* [Exercise details] Set down every record once more, exactly as given.

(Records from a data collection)
══════════════════════════════

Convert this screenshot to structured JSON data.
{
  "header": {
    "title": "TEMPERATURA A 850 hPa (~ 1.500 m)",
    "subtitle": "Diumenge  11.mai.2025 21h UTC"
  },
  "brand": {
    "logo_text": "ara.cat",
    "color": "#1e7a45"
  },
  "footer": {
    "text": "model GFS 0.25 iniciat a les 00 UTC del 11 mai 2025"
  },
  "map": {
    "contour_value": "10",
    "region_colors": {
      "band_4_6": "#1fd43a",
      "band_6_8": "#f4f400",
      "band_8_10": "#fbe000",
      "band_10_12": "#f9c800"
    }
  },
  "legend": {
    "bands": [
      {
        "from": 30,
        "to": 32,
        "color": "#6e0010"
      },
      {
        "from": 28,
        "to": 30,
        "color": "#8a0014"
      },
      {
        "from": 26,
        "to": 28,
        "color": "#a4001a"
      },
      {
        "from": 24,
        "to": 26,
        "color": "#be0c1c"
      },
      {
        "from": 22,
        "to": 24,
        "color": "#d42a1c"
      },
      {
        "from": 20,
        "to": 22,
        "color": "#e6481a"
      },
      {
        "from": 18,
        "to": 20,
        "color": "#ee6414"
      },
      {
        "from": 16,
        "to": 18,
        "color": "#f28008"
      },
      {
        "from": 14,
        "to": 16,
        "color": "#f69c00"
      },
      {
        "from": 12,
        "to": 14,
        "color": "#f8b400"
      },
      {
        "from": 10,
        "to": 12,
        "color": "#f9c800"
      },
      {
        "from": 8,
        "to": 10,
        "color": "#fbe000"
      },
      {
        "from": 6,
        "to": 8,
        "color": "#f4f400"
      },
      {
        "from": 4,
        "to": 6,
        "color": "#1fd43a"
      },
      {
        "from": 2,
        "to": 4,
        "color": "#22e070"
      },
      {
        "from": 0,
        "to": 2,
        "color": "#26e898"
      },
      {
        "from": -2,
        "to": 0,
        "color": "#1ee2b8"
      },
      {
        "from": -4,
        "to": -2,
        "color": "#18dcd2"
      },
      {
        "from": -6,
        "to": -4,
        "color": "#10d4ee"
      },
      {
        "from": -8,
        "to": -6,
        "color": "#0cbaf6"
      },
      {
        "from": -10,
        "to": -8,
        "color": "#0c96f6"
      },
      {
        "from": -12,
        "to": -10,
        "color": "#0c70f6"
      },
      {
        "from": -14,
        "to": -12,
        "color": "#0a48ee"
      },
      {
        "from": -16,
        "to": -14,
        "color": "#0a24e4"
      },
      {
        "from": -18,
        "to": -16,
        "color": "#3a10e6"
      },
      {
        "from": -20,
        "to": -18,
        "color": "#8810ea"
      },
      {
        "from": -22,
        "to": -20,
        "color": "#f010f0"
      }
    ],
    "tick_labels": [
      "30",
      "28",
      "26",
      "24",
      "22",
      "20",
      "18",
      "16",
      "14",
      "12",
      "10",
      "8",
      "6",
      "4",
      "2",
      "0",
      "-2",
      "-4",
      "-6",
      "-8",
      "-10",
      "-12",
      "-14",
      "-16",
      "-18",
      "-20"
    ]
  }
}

══════════════════════════════

* [Response]
Convert this screenshot to structured JSON data.
{
  "header": {
    "title": "TEMPERATURA A 850 hPa (~ 1.500 m)",
    "subtitle": "Diumenge  11.mai.2025 21h UTC"
  },
  "brand": {
    "logo_text": "ara.cat",
    "color": "#1e7a45"
  },
  "footer": {
    "text": "model GFS 0.25 iniciat a les 00 UTC del 11 mai 2025"
  },
  "map": {
    "contour_value": "10",
    "region_colors": {
      "band_4_6": "#1fd43a",
      "band_6_8": "#f4f400",
      "band_8_10": "#fbe000",
      "band_10_12": "#f9c800"
    }
  },
  "legend": {
    "bands": [
      {
        "from": 30,
        "to": 32,
        "color": "#6e0010"
      },
      {
        "from": 28,
        "to": 30,
        "color": "#8a0014"
      },
      {
        "from": 26,
        "to": 28,
        "color": "#a4001a"
      },
      {
        "from": 24,
        "to": 26,
        "color": "#be0c1c"
      },
      {
        "from": 22,
        "to": 24,
        "color": "#d42a1c"
      },
      {
        "from": 20,
        "to": 22,
        "color": "#e6481a"
      },
      {
        "from": 18,
        "to": 20,
        "color": "#ee6414"
      },
      {
        "from": 16,
        "to": 18,
        "color": "#f28008"
      },
      {
        "from": 14,
        "to": 16,
        "color": "#f69c00"
      },
      {
        "from": 12,
        "to": 14,
        "color": "#f8b400"
      },
      {
        "from": 10,
        "to": 12,
        "color": "#f9c800"
      },
      {
        "from": 8,
        "to": 10,
        "color": "#fbe000"
      },
      {
        "from": 6,
        "to": 8,
        "color": "#f4f400"
      },
      {
        "from": 4,
        "to": 6,
        "color": "#1fd43a"
      },
      {
        "from": 2,
        "to": 4,
        "color": "#22e070"
      },
      {
        "from": 0,
        "to": 2,
        "color": "#26e898"
      },
      {
        "from": -2,
        "to": 0,
        "color": "#1ee2b8"
      },
      {
        "from": -4,
        "to": -2,
        "color": "#18dcd2"
      },
      {
        "from": -6,
        "to": -4,
        "color": "#10d4ee"
      },
      {
        "from": -8,
        "to": -6,
        "color": "#0cbaf6"
      },
      {
        "from": -10,
        "to": -8,
        "color": "#0c96f6"
      },
      {
        "from": -12,
        "to": -10,
        "color": "#0c70f6"
      },
      {
        "from": -14,
        "to": -12,
        "color": "#0a48ee"
      },
      {
        "from": -16,
        "to": -14,
        "color": "#0a24e4"
      },
      {
        "from": -18,
        "to": -16,
        "color": "#3a10e6"
      },
      {
        "from": -20,
        "to": -18,
        "color": "#8810ea"
      },
      {
        "from": -22,
        "to": -20,
        "color": "#f010f0"
      }
    ],
    "tick_labels": [
      "30",
      "28",
      "26",
      "24",
      "22",
      "20",
      "18",
      "16",
      "14",
      "12",
      "10",
      "8",
      "6",
      "4",
      "2",
      "0",
      "-2",
      "-4",
      "-6",
      "-8",
      "-10",
      "-12",
      "-14",
      "-16",
      "-18",
      "-20"
    ]
  }
}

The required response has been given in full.